ROWS -
§ §

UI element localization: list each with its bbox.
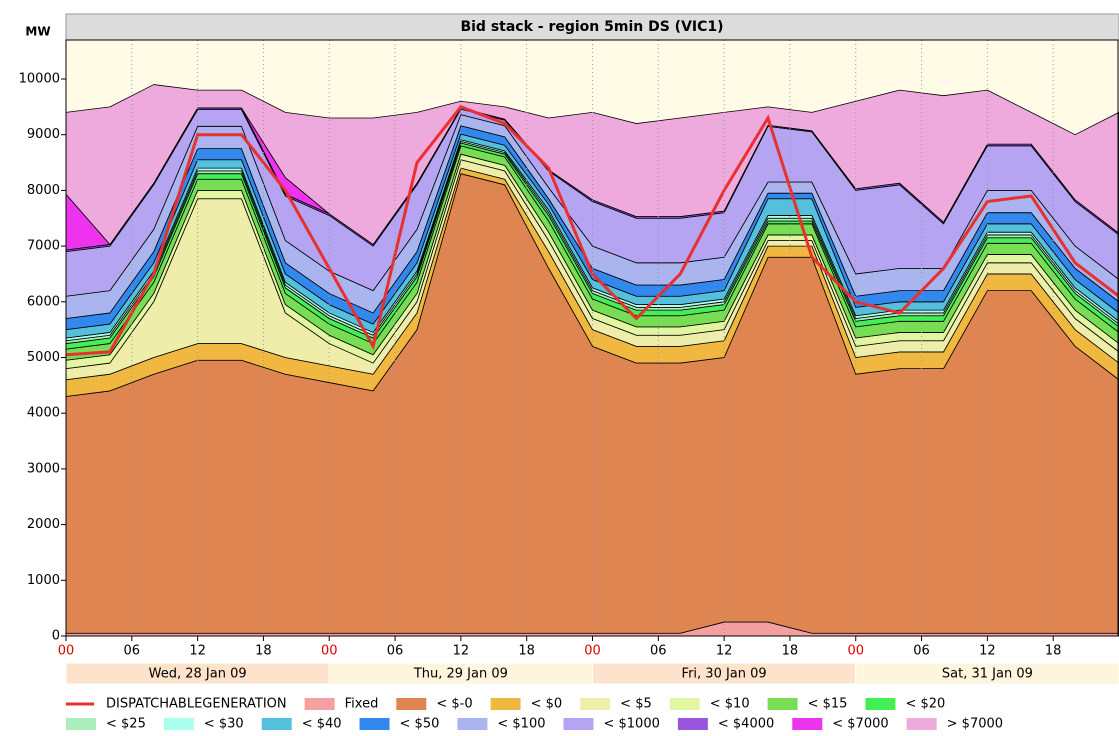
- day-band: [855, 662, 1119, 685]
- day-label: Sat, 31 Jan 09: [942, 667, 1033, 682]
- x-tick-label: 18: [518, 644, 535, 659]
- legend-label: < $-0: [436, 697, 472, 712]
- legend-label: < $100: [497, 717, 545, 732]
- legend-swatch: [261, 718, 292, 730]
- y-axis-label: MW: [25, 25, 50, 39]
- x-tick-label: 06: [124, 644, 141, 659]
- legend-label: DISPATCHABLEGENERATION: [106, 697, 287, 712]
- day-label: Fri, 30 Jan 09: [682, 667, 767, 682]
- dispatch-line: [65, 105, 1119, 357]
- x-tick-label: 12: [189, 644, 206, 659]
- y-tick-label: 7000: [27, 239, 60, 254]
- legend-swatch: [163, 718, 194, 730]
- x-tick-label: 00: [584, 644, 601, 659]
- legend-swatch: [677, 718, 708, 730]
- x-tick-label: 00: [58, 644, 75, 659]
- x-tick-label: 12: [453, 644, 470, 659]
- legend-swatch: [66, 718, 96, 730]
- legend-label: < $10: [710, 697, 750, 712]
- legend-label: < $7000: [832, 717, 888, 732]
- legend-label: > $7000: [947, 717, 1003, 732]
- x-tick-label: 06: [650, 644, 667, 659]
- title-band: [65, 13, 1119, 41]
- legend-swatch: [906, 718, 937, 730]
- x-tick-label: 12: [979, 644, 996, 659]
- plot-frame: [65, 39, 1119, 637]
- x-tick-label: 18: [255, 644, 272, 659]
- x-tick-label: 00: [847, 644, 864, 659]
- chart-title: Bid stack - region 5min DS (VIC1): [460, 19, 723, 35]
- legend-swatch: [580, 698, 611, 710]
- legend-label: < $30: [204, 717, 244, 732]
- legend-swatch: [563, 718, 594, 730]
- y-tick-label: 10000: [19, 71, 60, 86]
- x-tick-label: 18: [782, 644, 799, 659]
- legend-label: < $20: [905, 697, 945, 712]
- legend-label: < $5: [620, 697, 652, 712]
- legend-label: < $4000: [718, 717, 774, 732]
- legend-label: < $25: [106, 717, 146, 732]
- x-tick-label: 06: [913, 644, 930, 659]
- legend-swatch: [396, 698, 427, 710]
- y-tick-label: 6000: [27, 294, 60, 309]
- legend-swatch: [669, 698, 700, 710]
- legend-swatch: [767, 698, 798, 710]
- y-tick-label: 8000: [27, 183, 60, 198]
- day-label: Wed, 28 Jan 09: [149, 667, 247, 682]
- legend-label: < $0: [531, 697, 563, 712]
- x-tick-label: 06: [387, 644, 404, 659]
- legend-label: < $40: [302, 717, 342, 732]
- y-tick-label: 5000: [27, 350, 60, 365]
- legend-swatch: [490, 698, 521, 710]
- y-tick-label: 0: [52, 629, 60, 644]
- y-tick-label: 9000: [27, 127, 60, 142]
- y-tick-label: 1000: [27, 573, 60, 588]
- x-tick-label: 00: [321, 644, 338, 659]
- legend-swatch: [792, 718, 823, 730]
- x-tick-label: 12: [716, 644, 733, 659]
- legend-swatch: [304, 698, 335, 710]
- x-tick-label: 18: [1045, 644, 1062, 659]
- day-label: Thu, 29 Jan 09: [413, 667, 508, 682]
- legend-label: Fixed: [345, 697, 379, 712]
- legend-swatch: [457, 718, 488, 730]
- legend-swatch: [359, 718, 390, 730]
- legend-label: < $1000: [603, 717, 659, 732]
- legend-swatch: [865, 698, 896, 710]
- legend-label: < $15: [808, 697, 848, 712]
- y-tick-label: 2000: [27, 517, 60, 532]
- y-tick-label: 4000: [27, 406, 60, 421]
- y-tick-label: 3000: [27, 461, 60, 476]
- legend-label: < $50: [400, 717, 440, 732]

§ §

TASK GOAL - Reproduce the data above line for line, omitting the picture.

FULL SOLUTION -
UI element localization: list each with its bbox.
- day-band: [855, 662, 1119, 685]
- day-label: Sat, 31 Jan 09: [942, 667, 1033, 682]
- x-tick-label: 18: [518, 644, 535, 659]
- legend-label: < $-0: [436, 697, 472, 712]
- legend-label: < $100: [497, 717, 545, 732]
- legend-swatch: [261, 718, 292, 730]
- y-axis-label: MW: [25, 25, 50, 39]
- x-tick-label: 06: [124, 644, 141, 659]
- legend-label: DISPATCHABLEGENERATION: [106, 697, 287, 712]
- day-label: Fri, 30 Jan 09: [682, 667, 767, 682]
- dispatch-line: [65, 105, 1119, 357]
- x-tick-label: 12: [189, 644, 206, 659]
- y-tick-label: 7000: [27, 239, 60, 254]
- legend-swatch: [163, 718, 194, 730]
- x-tick-label: 00: [584, 644, 601, 659]
- legend-swatch: [677, 718, 708, 730]
- x-tick-label: 00: [58, 644, 75, 659]
- x-tick-label: 12: [453, 644, 470, 659]
- legend-swatch: [66, 718, 96, 730]
- legend-label: < $10: [710, 697, 750, 712]
- legend-label: < $7000: [832, 717, 888, 732]
- legend-label: > $7000: [947, 717, 1003, 732]
- x-tick-label: 06: [650, 644, 667, 659]
- title-band: [65, 13, 1119, 41]
- legend-swatch: [906, 718, 937, 730]
- x-tick-label: 12: [979, 644, 996, 659]
- plot-frame: [65, 39, 1119, 637]
- x-tick-label: 18: [255, 644, 272, 659]
- x-tick-label: 00: [847, 644, 864, 659]
- chart-title: Bid stack - region 5min DS (VIC1): [460, 19, 723, 35]
- legend-swatch: [580, 698, 611, 710]
- legend-label: < $30: [204, 717, 244, 732]
- legend-swatch: [563, 718, 594, 730]
- y-tick-label: 10000: [19, 71, 60, 86]
- x-tick-label: 18: [782, 644, 799, 659]
- legend-label: < $20: [905, 697, 945, 712]
- legend-label: < $5: [620, 697, 652, 712]
- legend-label: < $4000: [718, 717, 774, 732]
- legend-label: < $25: [106, 717, 146, 732]
- x-tick-label: 06: [913, 644, 930, 659]
- legend-swatch: [396, 698, 427, 710]
- y-tick-label: 6000: [27, 294, 60, 309]
- legend-swatch: [669, 698, 700, 710]
- legend-swatch: [767, 698, 798, 710]
- y-tick-label: 8000: [27, 183, 60, 198]
- day-label: Wed, 28 Jan 09: [149, 667, 247, 682]
- legend-label: < $0: [531, 697, 563, 712]
- x-tick-label: 06: [387, 644, 404, 659]
- legend-label: < $40: [302, 717, 342, 732]
- y-tick-label: 5000: [27, 350, 60, 365]
- legend-swatch: [490, 698, 521, 710]
- y-tick-label: 0: [52, 629, 60, 644]
- y-tick-label: 9000: [27, 127, 60, 142]
- y-tick-label: 1000: [27, 573, 60, 588]
- x-tick-label: 00: [321, 644, 338, 659]
- legend-swatch: [792, 718, 823, 730]
- x-tick-label: 12: [716, 644, 733, 659]
- legend-swatch: [304, 698, 335, 710]
- x-tick-label: 18: [1045, 644, 1062, 659]
- day-label: Thu, 29 Jan 09: [413, 667, 508, 682]
- legend-label: Fixed: [345, 697, 379, 712]
- legend-swatch: [457, 718, 488, 730]
- legend-swatch: [359, 718, 390, 730]
- legend-label: < $1000: [603, 717, 659, 732]
- legend-swatch: [865, 698, 896, 710]
- legend-label: < $15: [808, 697, 848, 712]
- y-tick-label: 2000: [27, 517, 60, 532]
- y-tick-label: 4000: [27, 406, 60, 421]
- y-tick-label: 3000: [27, 461, 60, 476]
- legend-label: < $50: [400, 717, 440, 732]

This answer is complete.